[Extracted records]
:::

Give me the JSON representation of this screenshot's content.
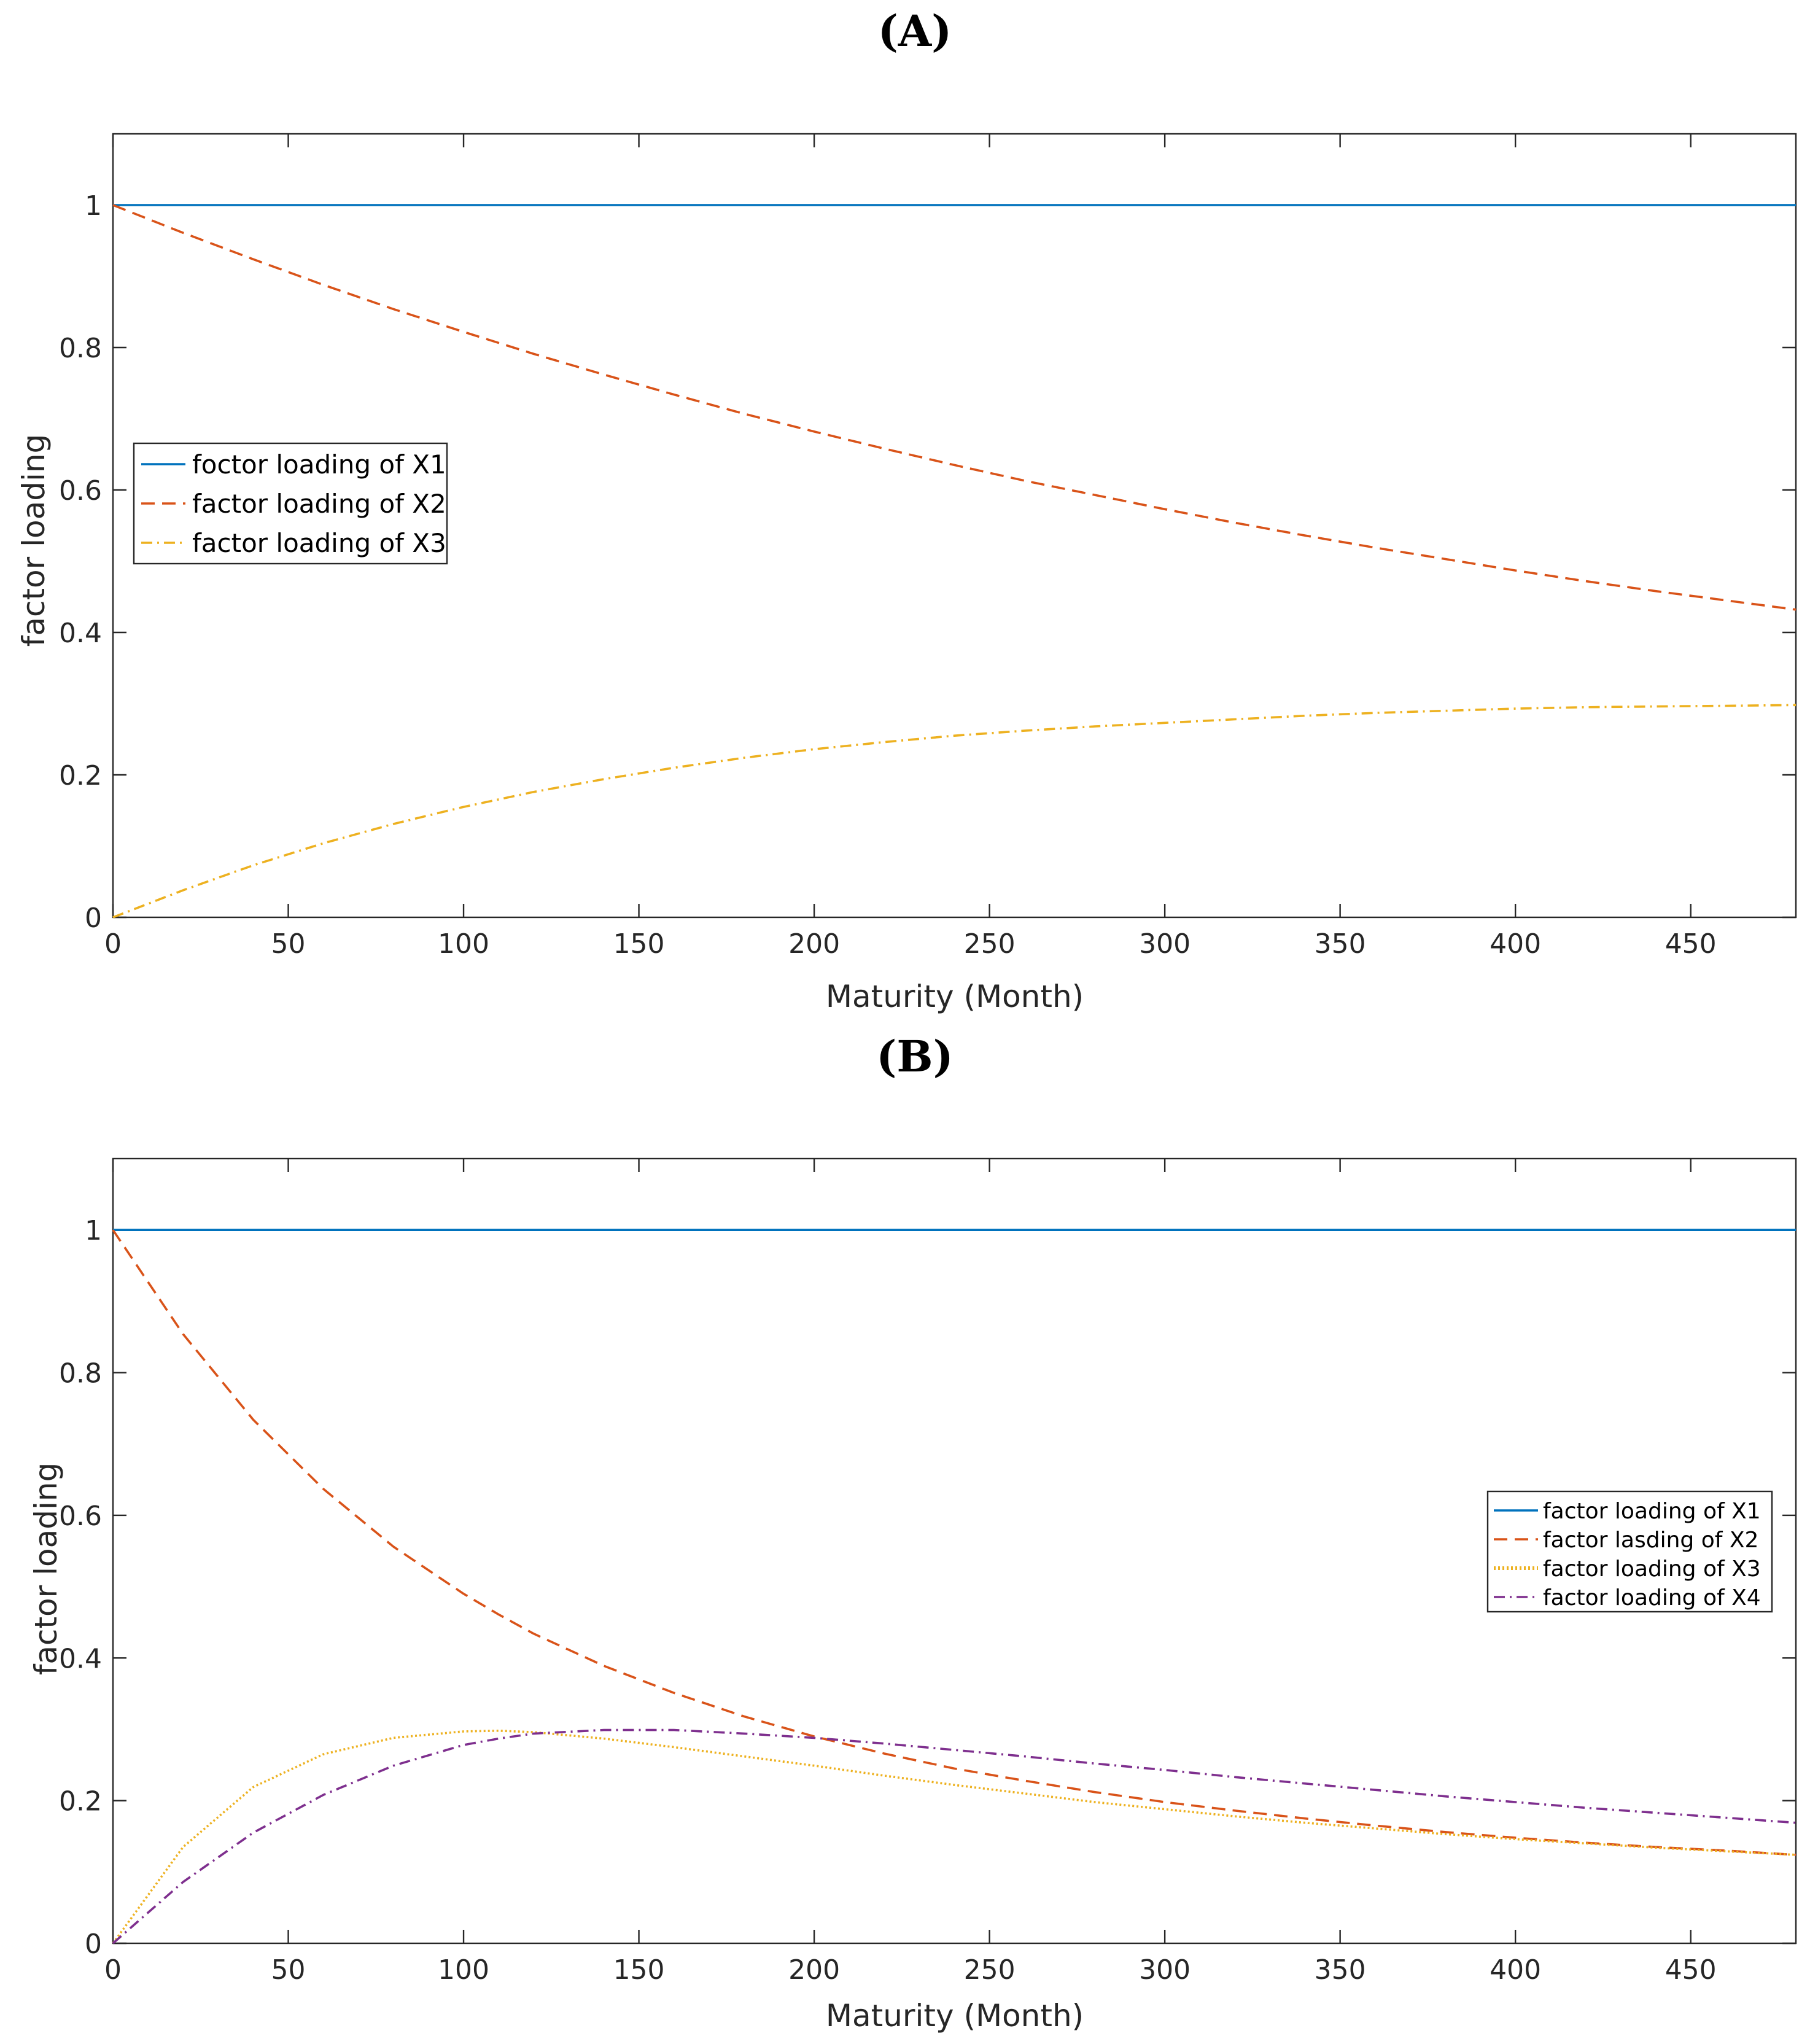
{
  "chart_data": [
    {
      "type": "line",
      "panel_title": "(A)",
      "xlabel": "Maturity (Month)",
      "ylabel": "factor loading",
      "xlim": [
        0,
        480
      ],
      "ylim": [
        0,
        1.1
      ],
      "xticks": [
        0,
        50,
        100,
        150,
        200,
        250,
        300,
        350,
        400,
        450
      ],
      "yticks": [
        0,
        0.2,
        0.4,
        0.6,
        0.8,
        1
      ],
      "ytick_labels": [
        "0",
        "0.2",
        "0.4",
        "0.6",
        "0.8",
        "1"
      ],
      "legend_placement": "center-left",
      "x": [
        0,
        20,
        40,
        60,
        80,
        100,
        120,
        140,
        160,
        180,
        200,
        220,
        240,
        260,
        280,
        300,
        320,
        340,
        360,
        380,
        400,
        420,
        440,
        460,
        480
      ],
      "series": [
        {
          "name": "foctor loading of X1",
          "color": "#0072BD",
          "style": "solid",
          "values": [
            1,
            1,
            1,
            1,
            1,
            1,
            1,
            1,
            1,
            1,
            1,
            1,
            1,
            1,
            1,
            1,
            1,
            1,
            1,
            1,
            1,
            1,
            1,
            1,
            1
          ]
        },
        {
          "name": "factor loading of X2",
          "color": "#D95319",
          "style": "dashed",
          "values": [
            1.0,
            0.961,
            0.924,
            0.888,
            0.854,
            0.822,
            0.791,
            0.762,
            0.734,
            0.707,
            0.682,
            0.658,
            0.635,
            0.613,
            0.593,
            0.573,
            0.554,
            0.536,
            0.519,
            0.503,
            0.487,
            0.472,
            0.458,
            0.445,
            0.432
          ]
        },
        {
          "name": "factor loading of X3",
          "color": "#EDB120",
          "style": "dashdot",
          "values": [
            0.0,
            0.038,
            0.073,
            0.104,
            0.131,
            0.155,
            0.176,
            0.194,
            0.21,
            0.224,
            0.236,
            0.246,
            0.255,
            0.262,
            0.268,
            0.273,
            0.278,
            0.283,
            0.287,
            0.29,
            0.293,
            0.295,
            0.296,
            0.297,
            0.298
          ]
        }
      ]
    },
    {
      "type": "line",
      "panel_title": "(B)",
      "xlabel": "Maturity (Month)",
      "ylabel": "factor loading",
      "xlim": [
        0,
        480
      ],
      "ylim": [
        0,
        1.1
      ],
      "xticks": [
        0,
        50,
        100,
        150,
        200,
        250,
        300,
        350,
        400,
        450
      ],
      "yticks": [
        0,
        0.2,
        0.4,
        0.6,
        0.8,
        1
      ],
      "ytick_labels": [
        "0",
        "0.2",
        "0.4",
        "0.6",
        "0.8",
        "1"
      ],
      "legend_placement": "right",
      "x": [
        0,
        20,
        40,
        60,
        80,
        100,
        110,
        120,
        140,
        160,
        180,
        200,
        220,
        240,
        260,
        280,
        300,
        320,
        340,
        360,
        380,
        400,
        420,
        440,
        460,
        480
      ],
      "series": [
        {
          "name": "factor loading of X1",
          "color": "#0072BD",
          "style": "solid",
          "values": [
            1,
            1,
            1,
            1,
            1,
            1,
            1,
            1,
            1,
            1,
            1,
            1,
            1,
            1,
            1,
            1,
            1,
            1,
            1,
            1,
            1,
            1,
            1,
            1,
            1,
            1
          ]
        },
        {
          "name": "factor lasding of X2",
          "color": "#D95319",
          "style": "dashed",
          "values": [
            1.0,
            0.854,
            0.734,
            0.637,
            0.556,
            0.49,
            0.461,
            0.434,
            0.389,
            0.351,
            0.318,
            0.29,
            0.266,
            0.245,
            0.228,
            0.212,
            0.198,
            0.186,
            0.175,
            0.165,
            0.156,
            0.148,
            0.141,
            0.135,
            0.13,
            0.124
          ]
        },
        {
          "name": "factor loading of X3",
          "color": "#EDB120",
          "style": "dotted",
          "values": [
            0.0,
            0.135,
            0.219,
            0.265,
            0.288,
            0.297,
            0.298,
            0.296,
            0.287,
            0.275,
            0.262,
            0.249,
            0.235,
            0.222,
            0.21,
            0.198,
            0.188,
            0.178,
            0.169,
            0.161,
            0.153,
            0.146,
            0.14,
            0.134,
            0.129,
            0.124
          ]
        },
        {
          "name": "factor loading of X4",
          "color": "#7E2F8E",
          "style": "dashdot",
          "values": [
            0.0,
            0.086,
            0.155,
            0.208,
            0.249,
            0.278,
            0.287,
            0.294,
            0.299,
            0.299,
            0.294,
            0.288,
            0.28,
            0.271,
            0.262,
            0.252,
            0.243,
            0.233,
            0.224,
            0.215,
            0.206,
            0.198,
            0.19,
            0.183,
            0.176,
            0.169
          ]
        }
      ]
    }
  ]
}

:::

GIVEN TASK -> Provide only the count of lines in the material above that hold the word "name".

TASK RESPONSE -> 7